_SOURCE MATERIAL_
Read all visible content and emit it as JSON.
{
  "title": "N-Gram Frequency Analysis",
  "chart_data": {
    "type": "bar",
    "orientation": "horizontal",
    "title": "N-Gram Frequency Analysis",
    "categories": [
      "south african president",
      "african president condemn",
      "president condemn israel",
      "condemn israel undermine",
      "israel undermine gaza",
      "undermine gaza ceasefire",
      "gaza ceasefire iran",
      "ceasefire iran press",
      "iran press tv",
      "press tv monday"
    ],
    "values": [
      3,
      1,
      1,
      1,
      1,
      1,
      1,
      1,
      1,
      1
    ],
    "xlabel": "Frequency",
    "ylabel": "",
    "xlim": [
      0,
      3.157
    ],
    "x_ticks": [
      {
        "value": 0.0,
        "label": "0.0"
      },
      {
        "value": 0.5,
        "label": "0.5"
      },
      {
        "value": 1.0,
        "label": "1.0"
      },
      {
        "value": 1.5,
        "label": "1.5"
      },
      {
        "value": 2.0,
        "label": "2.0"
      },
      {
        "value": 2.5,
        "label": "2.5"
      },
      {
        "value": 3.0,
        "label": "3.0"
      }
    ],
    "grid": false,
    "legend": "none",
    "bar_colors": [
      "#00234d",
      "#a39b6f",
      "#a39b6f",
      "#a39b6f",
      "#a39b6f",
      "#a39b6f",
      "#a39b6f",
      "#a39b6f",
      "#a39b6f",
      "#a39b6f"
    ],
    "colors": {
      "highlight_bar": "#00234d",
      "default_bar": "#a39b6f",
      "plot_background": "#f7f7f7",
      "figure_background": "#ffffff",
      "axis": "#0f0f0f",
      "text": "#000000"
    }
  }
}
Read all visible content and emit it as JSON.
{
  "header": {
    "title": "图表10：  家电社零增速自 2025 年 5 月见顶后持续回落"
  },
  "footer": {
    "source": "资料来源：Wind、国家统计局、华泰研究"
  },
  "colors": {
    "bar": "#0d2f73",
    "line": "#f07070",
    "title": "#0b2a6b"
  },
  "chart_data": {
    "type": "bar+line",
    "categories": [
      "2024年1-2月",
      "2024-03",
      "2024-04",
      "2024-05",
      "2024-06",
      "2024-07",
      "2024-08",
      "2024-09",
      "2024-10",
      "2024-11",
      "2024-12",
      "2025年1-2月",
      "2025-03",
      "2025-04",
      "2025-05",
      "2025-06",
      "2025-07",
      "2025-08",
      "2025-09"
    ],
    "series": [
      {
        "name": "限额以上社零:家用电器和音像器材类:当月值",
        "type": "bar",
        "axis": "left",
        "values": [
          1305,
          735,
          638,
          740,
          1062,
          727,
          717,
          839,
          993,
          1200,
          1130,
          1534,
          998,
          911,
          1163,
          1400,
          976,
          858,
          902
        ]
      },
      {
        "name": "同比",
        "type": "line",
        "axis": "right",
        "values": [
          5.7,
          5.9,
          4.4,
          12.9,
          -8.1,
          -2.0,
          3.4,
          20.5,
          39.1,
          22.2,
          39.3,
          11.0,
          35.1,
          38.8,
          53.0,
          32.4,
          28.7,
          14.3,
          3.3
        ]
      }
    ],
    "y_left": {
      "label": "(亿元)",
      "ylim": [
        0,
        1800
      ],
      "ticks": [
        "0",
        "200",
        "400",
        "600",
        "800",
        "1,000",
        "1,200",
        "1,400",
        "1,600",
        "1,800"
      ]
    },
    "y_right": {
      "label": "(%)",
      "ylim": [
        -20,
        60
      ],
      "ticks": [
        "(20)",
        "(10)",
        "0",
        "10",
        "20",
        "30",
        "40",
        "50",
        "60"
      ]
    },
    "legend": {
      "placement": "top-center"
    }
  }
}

_WHAT IS NEEDED_
Write out the whole listing again. Match it word for word.

_OUTPUT OF THE EXERCISE_
Read all visible content and emit it as JSON.
{
  "title": "N-Gram Frequency Analysis",
  "chart_data": {
    "type": "bar",
    "orientation": "horizontal",
    "title": "N-Gram Frequency Analysis",
    "categories": [
      "south african president",
      "african president condemn",
      "president condemn israel",
      "condemn israel undermine",
      "israel undermine gaza",
      "undermine gaza ceasefire",
      "gaza ceasefire iran",
      "ceasefire iran press",
      "iran press tv",
      "press tv monday"
    ],
    "values": [
      3,
      1,
      1,
      1,
      1,
      1,
      1,
      1,
      1,
      1
    ],
    "xlabel": "Frequency",
    "ylabel": "",
    "xlim": [
      0,
      3.157
    ],
    "x_ticks": [
      {
        "value": 0.0,
        "label": "0.0"
      },
      {
        "value": 0.5,
        "label": "0.5"
      },
      {
        "value": 1.0,
        "label": "1.0"
      },
      {
        "value": 1.5,
        "label": "1.5"
      },
      {
        "value": 2.0,
        "label": "2.0"
      },
      {
        "value": 2.5,
        "label": "2.5"
      },
      {
        "value": 3.0,
        "label": "3.0"
      }
    ],
    "grid": false,
    "legend": "none",
    "bar_colors": [
      "#00234d",
      "#a39b6f",
      "#a39b6f",
      "#a39b6f",
      "#a39b6f",
      "#a39b6f",
      "#a39b6f",
      "#a39b6f",
      "#a39b6f",
      "#a39b6f"
    ],
    "colors": {
      "highlight_bar": "#00234d",
      "default_bar": "#a39b6f",
      "plot_background": "#f7f7f7",
      "figure_background": "#ffffff",
      "axis": "#0f0f0f",
      "text": "#000000"
    }
  }
}
Read all visible content and emit it as JSON.
{
  "header": {
    "title": "图表10：  家电社零增速自 2025 年 5 月见顶后持续回落"
  },
  "footer": {
    "source": "资料来源：Wind、国家统计局、华泰研究"
  },
  "colors": {
    "bar": "#0d2f73",
    "line": "#f07070",
    "title": "#0b2a6b"
  },
  "chart_data": {
    "type": "bar+line",
    "categories": [
      "2024年1-2月",
      "2024-03",
      "2024-04",
      "2024-05",
      "2024-06",
      "2024-07",
      "2024-08",
      "2024-09",
      "2024-10",
      "2024-11",
      "2024-12",
      "2025年1-2月",
      "2025-03",
      "2025-04",
      "2025-05",
      "2025-06",
      "2025-07",
      "2025-08",
      "2025-09"
    ],
    "series": [
      {
        "name": "限额以上社零:家用电器和音像器材类:当月值",
        "type": "bar",
        "axis": "left",
        "values": [
          1305,
          735,
          638,
          740,
          1062,
          727,
          717,
          839,
          993,
          1200,
          1130,
          1534,
          998,
          911,
          1163,
          1400,
          976,
          858,
          902
        ]
      },
      {
        "name": "同比",
        "type": "line",
        "axis": "right",
        "values": [
          5.7,
          5.9,
          4.4,
          12.9,
          -8.1,
          -2.0,
          3.4,
          20.5,
          39.1,
          22.2,
          39.3,
          11.0,
          35.1,
          38.8,
          53.0,
          32.4,
          28.7,
          14.3,
          3.3
        ]
      }
    ],
    "y_left": {
      "label": "(亿元)",
      "ylim": [
        0,
        1800
      ],
      "ticks": [
        "0",
        "200",
        "400",
        "600",
        "800",
        "1,000",
        "1,200",
        "1,400",
        "1,600",
        "1,800"
      ]
    },
    "y_right": {
      "label": "(%)",
      "ylim": [
        -20,
        60
      ],
      "ticks": [
        "(20)",
        "(10)",
        "0",
        "10",
        "20",
        "30",
        "40",
        "50",
        "60"
      ]
    },
    "legend": {
      "placement": "top-center"
    }
  }
}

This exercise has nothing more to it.